**Exercise goal**
List the entries from the line containing "collapsed-arrow-icon[interactable] [75,274,81,284]" through the line containing "table-cell: 默认共享 [580,175,628,192]", including both of those lines, as a numbered list. Leave out any blank lines.

------ Records for this task ------

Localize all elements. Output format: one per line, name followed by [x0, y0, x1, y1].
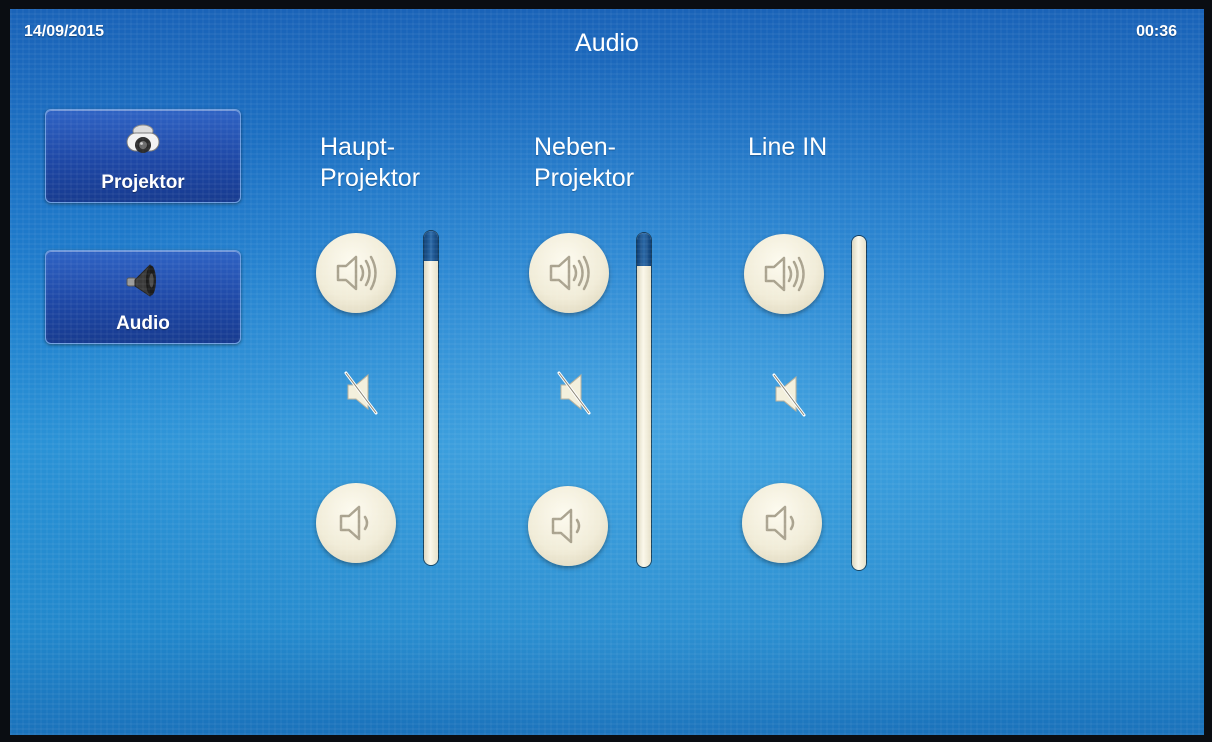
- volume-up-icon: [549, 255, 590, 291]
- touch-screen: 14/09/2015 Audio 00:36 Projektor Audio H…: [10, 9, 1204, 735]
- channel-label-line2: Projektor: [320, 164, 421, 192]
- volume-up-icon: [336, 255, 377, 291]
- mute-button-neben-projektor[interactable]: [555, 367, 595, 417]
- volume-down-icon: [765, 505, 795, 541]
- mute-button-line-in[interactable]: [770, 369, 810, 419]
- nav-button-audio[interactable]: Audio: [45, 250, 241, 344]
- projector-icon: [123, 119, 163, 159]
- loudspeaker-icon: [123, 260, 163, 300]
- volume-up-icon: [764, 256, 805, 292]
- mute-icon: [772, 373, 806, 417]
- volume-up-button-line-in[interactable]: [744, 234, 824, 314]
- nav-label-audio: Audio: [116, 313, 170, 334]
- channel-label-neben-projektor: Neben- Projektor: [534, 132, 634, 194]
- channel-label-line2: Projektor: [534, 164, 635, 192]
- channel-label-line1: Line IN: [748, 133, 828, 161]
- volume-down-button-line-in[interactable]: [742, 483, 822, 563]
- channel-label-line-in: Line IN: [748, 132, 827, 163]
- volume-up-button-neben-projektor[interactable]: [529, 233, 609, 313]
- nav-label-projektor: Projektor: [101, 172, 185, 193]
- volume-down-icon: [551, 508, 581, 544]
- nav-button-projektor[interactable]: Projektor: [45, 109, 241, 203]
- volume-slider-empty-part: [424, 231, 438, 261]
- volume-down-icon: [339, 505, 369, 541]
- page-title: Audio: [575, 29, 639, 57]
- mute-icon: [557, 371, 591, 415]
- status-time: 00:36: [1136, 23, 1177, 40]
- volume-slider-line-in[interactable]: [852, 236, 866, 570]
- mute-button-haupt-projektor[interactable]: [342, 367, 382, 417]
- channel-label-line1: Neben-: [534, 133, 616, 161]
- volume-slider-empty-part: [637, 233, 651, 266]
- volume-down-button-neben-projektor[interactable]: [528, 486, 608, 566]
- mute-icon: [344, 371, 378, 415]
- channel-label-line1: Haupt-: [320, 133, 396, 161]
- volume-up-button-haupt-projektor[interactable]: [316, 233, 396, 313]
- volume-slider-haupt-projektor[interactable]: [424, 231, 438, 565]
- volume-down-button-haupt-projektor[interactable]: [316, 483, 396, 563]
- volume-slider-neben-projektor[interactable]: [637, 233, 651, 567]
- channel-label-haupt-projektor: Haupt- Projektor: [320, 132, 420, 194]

------
------ Records for this task ------

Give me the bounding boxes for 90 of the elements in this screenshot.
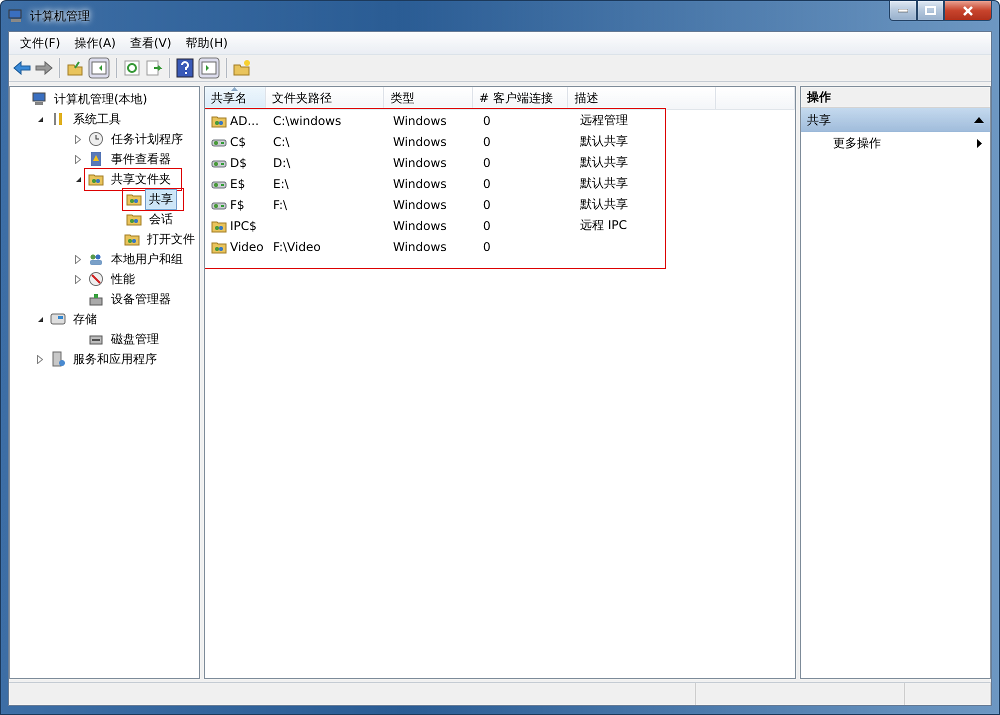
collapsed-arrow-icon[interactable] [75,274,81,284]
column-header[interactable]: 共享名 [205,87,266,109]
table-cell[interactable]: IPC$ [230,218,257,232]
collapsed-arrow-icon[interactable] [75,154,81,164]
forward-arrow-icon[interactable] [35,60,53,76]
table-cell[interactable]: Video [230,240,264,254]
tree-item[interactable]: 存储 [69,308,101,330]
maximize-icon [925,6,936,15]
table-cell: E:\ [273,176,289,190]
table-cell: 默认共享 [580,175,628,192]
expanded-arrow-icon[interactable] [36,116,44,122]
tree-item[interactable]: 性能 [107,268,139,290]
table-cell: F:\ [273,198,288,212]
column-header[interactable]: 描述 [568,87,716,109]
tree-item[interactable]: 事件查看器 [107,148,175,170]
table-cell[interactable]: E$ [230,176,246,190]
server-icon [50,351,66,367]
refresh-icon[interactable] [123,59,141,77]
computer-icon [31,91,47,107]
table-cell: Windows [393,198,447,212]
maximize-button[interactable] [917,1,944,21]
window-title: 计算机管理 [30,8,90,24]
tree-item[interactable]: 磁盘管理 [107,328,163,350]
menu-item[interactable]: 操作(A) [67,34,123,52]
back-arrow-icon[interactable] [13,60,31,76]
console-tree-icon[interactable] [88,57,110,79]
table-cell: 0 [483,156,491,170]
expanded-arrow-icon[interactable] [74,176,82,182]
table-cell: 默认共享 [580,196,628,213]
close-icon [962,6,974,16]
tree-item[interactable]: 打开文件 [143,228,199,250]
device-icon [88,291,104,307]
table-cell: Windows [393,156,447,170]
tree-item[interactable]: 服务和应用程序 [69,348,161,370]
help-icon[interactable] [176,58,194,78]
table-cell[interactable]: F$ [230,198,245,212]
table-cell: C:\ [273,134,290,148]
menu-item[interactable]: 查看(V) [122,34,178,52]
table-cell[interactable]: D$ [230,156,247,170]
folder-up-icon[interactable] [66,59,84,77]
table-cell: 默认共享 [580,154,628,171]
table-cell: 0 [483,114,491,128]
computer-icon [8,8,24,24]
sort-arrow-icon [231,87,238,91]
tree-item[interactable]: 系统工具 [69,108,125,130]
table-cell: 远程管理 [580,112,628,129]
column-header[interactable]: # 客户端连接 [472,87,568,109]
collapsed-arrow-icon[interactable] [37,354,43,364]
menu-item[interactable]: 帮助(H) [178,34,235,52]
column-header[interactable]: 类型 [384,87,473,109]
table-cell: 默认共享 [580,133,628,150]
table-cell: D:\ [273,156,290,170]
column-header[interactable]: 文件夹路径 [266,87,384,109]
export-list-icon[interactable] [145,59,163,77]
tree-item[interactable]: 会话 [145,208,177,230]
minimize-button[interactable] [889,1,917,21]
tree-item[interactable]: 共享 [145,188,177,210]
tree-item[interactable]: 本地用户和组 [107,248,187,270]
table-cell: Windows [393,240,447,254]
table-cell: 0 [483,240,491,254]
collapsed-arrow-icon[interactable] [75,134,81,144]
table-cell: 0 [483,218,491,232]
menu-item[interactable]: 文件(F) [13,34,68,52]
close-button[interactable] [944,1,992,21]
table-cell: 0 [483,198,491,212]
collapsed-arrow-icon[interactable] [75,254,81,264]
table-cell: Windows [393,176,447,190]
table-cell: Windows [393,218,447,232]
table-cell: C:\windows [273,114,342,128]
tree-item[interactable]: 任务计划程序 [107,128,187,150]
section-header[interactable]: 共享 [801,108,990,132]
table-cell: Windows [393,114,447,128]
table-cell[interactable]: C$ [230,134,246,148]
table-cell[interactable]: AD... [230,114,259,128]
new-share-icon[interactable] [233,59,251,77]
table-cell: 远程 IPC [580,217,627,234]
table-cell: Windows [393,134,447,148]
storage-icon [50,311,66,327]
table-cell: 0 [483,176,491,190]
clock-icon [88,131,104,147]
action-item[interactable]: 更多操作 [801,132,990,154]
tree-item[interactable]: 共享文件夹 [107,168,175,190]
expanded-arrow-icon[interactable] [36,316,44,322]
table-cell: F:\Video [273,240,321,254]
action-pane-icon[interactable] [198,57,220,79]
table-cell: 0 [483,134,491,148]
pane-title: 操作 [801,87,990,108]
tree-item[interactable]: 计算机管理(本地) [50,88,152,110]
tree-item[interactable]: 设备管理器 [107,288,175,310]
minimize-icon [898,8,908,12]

------
------ Records for this task ------

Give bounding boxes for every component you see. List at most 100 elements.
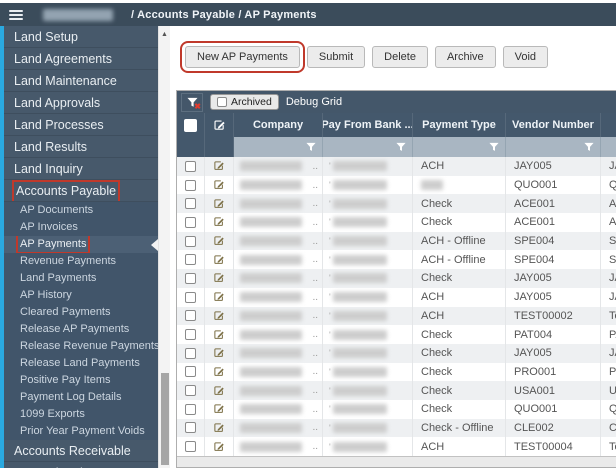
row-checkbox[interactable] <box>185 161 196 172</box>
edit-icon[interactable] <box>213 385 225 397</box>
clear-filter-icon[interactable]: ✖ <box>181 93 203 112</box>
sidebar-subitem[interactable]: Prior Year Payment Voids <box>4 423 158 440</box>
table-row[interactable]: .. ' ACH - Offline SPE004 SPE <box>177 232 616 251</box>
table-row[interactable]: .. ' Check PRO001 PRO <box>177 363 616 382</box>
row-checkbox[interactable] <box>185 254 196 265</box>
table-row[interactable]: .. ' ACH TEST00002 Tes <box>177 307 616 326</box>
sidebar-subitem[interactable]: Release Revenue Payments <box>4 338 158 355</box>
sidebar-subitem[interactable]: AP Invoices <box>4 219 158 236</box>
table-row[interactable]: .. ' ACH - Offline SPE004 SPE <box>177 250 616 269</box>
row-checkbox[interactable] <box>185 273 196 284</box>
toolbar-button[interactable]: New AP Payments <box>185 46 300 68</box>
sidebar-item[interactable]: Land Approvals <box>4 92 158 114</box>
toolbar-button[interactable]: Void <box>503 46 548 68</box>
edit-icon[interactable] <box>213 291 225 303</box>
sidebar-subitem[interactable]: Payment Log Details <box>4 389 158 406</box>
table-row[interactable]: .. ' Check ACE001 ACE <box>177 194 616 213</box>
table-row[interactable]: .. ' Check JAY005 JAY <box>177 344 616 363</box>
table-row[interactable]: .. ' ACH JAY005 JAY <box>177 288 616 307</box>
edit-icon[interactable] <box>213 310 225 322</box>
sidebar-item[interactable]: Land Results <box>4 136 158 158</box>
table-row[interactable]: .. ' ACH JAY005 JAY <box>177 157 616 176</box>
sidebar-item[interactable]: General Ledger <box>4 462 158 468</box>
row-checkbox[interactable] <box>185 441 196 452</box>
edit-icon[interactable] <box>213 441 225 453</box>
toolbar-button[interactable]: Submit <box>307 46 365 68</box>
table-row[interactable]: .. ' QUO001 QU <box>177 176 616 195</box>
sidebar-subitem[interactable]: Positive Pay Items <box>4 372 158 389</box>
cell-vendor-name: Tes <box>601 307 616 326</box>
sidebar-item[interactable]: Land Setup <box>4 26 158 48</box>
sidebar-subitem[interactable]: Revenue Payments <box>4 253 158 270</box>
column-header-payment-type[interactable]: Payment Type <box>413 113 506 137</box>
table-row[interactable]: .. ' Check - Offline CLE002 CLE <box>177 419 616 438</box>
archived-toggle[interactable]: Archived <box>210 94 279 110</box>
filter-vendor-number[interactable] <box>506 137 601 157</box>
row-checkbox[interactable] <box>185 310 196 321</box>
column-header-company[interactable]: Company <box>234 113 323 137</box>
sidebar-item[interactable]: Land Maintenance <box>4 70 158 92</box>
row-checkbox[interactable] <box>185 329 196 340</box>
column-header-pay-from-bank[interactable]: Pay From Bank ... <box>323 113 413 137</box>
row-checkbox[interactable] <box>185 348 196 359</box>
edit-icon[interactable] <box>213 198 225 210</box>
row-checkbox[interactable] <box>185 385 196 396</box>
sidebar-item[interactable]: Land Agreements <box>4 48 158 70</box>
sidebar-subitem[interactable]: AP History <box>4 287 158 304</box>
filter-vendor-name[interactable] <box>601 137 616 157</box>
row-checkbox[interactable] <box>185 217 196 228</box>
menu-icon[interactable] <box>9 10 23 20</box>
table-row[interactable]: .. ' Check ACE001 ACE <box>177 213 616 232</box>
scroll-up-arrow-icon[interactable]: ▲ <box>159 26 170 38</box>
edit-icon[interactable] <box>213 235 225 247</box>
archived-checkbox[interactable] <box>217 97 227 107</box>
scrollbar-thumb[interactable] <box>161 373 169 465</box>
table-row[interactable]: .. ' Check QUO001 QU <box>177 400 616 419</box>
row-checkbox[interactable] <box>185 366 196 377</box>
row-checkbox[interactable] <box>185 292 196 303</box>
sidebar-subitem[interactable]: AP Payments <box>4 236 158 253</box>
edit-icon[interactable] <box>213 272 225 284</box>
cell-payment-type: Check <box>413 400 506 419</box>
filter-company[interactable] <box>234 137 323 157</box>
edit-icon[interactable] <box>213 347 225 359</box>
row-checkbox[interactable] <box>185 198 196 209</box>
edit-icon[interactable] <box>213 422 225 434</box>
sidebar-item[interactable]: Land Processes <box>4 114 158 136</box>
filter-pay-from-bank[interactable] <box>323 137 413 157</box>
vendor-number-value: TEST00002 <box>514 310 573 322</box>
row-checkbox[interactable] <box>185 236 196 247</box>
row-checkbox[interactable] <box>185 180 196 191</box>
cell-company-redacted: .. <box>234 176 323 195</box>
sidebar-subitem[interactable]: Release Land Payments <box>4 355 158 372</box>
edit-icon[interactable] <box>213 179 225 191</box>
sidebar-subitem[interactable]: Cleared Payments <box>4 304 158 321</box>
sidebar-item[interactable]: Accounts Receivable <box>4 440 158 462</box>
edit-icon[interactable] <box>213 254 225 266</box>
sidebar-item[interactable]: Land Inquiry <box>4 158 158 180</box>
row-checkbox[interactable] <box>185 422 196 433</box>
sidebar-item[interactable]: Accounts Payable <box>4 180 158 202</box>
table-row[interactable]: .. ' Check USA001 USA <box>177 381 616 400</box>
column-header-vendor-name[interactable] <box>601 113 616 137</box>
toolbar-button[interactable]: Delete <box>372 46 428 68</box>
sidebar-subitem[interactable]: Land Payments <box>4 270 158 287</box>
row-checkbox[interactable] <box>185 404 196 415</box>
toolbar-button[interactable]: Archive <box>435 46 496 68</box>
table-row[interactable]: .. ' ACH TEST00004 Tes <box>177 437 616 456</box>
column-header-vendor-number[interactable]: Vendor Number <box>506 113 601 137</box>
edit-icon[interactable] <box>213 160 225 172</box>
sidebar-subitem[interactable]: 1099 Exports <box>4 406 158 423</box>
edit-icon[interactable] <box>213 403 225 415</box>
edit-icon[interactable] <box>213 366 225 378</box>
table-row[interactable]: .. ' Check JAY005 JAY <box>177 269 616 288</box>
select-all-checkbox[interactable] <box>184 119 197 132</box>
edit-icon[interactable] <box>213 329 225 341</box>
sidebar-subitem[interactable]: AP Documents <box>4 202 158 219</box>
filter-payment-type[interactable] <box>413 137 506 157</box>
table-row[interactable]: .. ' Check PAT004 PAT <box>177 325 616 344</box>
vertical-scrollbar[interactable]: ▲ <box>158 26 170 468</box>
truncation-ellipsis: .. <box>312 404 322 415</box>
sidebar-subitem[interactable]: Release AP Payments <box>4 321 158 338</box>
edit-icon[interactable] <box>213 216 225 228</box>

------

**The solution**
1. collapsed-arrow-icon[interactable] [75,274,81,284]
2. column-header[interactable]: 共享名 [205,87,266,109]
3. table-cell[interactable]: IPC$ [230,218,257,232]
4. collapsed-arrow-icon[interactable] [75,154,81,164]
5. forward-arrow-icon[interactable] [35,60,53,76]
6. table-cell[interactable]: Video [230,240,264,254]
7. tree-item[interactable]: 存储 [69,308,101,330]
8. maximize-icon [925,6,936,15]
9. table-cell: E:\ [273,176,289,190]
10. table-cell: 默认共享 [580,175,628,192]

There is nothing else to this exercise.